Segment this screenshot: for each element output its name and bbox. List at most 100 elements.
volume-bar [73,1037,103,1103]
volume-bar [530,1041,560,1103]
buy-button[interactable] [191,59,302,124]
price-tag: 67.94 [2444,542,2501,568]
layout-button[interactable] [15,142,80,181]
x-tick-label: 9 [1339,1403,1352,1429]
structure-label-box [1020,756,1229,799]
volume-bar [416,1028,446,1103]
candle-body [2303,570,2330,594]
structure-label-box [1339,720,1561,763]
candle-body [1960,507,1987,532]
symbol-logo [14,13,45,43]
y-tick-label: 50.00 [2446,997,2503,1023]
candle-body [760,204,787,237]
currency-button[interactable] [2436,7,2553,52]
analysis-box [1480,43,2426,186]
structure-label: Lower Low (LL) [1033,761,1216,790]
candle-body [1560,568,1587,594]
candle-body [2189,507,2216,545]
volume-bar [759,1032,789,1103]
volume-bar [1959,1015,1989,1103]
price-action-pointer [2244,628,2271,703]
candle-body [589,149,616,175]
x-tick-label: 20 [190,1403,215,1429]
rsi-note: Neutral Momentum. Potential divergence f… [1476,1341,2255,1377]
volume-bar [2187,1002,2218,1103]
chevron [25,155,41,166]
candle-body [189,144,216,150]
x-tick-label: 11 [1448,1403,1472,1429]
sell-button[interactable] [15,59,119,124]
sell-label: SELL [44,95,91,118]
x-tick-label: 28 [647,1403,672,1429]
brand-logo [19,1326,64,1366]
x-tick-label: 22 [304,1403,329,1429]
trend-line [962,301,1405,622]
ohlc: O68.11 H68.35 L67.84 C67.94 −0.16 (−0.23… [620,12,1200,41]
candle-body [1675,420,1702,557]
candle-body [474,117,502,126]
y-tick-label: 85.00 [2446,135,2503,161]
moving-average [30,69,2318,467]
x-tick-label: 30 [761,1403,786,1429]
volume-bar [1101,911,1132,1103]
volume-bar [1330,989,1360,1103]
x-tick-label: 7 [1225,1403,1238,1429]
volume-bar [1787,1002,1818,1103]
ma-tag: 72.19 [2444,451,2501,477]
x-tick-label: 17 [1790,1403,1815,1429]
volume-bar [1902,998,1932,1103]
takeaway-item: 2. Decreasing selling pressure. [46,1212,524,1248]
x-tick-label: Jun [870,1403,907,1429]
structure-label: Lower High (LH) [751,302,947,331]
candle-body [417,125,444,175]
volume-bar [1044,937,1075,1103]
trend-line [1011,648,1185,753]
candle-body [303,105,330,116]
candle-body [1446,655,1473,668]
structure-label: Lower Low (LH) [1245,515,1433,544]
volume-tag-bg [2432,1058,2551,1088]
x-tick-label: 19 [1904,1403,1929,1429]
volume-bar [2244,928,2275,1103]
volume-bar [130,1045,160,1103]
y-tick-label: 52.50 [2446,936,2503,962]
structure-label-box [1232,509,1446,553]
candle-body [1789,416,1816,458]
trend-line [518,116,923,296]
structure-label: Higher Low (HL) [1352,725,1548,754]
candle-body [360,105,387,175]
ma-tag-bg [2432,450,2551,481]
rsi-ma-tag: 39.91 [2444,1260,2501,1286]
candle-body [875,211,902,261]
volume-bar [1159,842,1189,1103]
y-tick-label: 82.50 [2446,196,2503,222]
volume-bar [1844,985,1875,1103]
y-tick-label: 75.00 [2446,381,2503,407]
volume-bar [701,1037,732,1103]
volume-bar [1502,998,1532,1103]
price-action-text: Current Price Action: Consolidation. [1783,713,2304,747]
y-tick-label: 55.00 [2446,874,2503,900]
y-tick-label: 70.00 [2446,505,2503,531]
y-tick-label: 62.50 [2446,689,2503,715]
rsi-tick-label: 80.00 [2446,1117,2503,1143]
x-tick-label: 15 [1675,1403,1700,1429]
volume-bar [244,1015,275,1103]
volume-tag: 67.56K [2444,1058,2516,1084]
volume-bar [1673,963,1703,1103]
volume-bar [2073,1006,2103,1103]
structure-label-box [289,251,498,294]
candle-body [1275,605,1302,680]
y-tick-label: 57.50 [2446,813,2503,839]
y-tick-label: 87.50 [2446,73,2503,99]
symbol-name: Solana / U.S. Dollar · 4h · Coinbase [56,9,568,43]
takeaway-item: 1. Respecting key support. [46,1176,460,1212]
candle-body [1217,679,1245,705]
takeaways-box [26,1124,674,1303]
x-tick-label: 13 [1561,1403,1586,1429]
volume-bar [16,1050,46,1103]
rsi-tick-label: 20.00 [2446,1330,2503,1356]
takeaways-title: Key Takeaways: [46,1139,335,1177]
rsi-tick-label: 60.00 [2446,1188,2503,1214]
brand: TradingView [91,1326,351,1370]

***

■ QUÉ SE PIDE:
Por favor, expresa todas las líneas de los registros de arriba como una tabla en Markdown con las columnas «Número» y «Línea del registro», omitiendo las líneas en blanco.

■ EJERCICIO RESUELTO:
| Número | Línea del registro |
|---|---|
| 1 | Segment this screenshot: for each element output its name and bbox. List at most 100 elements. |
| 2 | volume-bar [73,1037,103,1103] |
| 3 | volume-bar [530,1041,560,1103] |
| 4 | buy-button[interactable] [191,59,302,124] |
| 5 | price-tag: 67.94 [2444,542,2501,568] |
| 6 | layout-button[interactable] [15,142,80,181] |
| 7 | x-tick-label: 9 [1339,1403,1352,1429] |
| 8 | structure-label-box [1020,756,1229,799] |
| 9 | volume-bar [416,1028,446,1103] |
| 10 | candle-body [2303,570,2330,594] |
| 11 | structure-label-box [1339,720,1561,763] |
| 12 | candle-body [1960,507,1987,532] |
| 13 | symbol-logo [14,13,45,43] |
| 14 | y-tick-label: 50.00 [2446,997,2503,1023] |
| 15 | candle-body [760,204,787,237] |
| 16 | currency-button[interactable] [2436,7,2553,52] |
| 17 | analysis-box [1480,43,2426,186] |
| 18 | structure-label: Lower Low (LL) [1033,761,1216,790] |
| 19 | candle-body [1560,568,1587,594] |
| 20 | candle-body [2189,507,2216,545] |
| 21 | volume-bar [759,1032,789,1103] |
| 22 | volume-bar [1959,1015,1989,1103] |
| 23 | price-action-pointer [2244,628,2271,703] |
| 24 | candle-body [589,149,616,175] |
| 25 | x-tick-label: 20 [190,1403,215,1429] |
| 26 | rsi-note: Neutral Momentum. Potential divergence f… [1476,1341,2255,1377] |
| 27 | volume-bar [2187,1002,2218,1103] |
| 28 | chevron [25,155,41,166] |
| 29 | candle-body [189,144,216,150] |
| 30 | x-tick-label: 11 [1448,1403,1472,1429] |
| 31 | sell-button[interactable] [15,59,119,124] |
| 32 | sell-label: SELL [44,95,91,118] |
| 33 | x-tick-label: 28 [647,1403,672,1429] |
| 34 | brand-logo [19,1326,64,1366] |
| 35 | x-tick-label: 22 [304,1403,329,1429] |
| 36 | trend-line [962,301,1405,622] |
| 37 | ohlc: O68.11 H68.35 L67.84 C67.94 −0.16 (−0.23… [620,12,1200,41] |
| 38 | candle-body [1675,420,1702,557] |
| 39 | candle-body [474,117,502,126] |
| 40 | y-tick-label: 85.00 [2446,135,2503,161] |
| 41 | moving-average [30,69,2318,467] |
| 42 | x-tick-label: 30 [761,1403,786,1429] |
| 43 | volume-bar [1101,911,1132,1103] |
| 44 | volume-bar [1330,989,1360,1103] |
| 45 | x-tick-label: 7 [1225,1403,1238,1429] |
| 46 | volume-bar [1787,1002,1818,1103] |
| 47 | ma-tag: 72.19 [2444,451,2501,477] |
| 48 | x-tick-label: 17 [1790,1403,1815,1429] |
| 49 | volume-bar [1902,998,1932,1103] |
| 50 | takeaway-item: 2. Decreasing selling pressure. [46,1212,524,1248] |
| 51 | x-tick-label: Jun [870,1403,907,1429] |
| 52 | structure-label: Lower High (LH) [751,302,947,331] |
| 53 | candle-body [417,125,444,175] |
| 54 | volume-bar [1044,937,1075,1103] |
| 55 | trend-line [1011,648,1185,753] |
| 56 | candle-body [303,105,330,116] |
| 57 | candle-body [1446,655,1473,668] |
| 58 | structure-label: Lower Low (LH) [1245,515,1433,544] |
| 59 | volume-tag-bg [2432,1058,2551,1088] |
| 60 | x-tick-label: 19 [1904,1403,1929,1429] |
| 61 | volume-bar [2244,928,2275,1103] |
| 62 | volume-bar [130,1045,160,1103] |
| 63 | y-tick-label: 52.50 [2446,936,2503,962] |
| 64 | structure-label-box [1232,509,1446,553] |
| 65 | candle-body [1789,416,1816,458] |
| 66 | trend-line [518,116,923,296] |
| 67 | structure-label: Higher Low (HL) [1352,725,1548,754] |
| 68 | candle-body [360,105,387,175] |
| 69 | ma-tag-bg [2432,450,2551,481] |
| 70 | rsi-ma-tag: 39.91 [2444,1260,2501,1286] |
| 71 | candle-body [875,211,902,261] |
| 72 | volume-bar [1159,842,1189,1103] |
| 73 | y-tick-label: 82.50 [2446,196,2503,222] |
| 74 | volume-bar [1844,985,1875,1103] |
| 75 | y-tick-label: 75.00 [2446,381,2503,407] |
| 76 | volume-bar [701,1037,732,1103] |
| 77 | volume-bar [1502,998,1532,1103] |
| 78 | price-action-text: Current Price Action: Consolidation. [1783,713,2304,747] |
| 79 | y-tick-label: 55.00 [2446,874,2503,900] |
| 80 | y-tick-label: 70.00 [2446,505,2503,531] |
| 81 | y-tick-label: 62.50 [2446,689,2503,715] |
| 82 | rsi-tick-label: 80.00 [2446,1117,2503,1143] |
| 83 | x-tick-label: 15 [1675,1403,1700,1429] |
| 84 | volume-bar [244,1015,275,1103] |
| 85 | volume-tag: 67.56K [2444,1058,2516,1084] |
| 86 | volume-bar [1673,963,1703,1103] |
| 87 | volume-bar [2073,1006,2103,1103] |
| 88 | structure-label-box [289,251,498,294] |
| 89 | candle-body [1275,605,1302,680] |
| 90 | y-tick-label: 57.50 [2446,813,2503,839] |
| 91 | y-tick-label: 87.50 [2446,73,2503,99] |
| 92 | symbol-name: Solana / U.S. Dollar · 4h · Coinbase [56,9,568,43] |
| 93 | takeaway-item: 1. Respecting key support. [46,1176,460,1212] |
| 94 | candle-body [1217,679,1245,705] |
| 95 | takeaways-box [26,1124,674,1303] |
| 96 | x-tick-label: 13 [1561,1403,1586,1429] |
| 97 | volume-bar [16,1050,46,1103] |
| 98 | rsi-tick-label: 20.00 [2446,1330,2503,1356] |
| 99 | takeaways-title: Key Takeaways: [46,1139,335,1177] |
| 100 | rsi-tick-label: 60.00 [2446,1188,2503,1214] |
| 101 | brand: TradingView [91,1326,351,1370] |